*WHAT THIS TASK INVOLVES*
Using the listing below, please gather every line containing the word "Drag".

*INPUT MATERIAL*
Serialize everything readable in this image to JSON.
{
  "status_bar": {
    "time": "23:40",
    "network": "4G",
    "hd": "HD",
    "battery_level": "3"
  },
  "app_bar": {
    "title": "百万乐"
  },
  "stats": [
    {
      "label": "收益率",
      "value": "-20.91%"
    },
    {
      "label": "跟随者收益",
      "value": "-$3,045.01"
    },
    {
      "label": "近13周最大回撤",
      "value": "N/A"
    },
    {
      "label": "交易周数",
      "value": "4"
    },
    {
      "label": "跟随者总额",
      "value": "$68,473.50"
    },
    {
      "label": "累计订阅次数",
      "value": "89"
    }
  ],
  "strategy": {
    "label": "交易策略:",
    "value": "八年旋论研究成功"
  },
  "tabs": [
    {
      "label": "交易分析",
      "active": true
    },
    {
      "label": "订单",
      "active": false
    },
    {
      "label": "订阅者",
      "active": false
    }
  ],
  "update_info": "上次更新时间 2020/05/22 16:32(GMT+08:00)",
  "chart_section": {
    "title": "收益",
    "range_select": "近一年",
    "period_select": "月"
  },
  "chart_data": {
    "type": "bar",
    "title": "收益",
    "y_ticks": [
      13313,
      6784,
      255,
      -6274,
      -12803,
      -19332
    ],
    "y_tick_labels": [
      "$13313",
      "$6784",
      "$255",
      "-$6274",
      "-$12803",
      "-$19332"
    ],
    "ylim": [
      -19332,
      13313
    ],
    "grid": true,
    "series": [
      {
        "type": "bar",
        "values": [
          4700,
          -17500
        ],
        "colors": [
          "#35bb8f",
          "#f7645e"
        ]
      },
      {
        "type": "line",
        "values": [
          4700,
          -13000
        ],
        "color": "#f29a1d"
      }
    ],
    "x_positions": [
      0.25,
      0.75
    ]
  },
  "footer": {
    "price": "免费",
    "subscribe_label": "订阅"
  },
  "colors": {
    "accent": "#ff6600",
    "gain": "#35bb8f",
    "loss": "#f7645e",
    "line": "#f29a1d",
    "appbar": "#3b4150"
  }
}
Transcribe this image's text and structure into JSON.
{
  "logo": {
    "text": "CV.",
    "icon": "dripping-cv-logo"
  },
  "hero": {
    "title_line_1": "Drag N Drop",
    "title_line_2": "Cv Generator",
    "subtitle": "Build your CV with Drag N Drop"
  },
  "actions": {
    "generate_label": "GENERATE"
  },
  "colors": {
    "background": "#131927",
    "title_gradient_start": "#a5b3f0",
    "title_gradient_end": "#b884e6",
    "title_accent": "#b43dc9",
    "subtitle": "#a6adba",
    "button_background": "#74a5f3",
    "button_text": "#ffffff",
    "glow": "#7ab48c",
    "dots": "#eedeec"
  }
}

*WRITTEN RESPONSE*
    "title_line_1": "Drag N Drop",
    "subtitle": "Build your CV with Drag N Drop"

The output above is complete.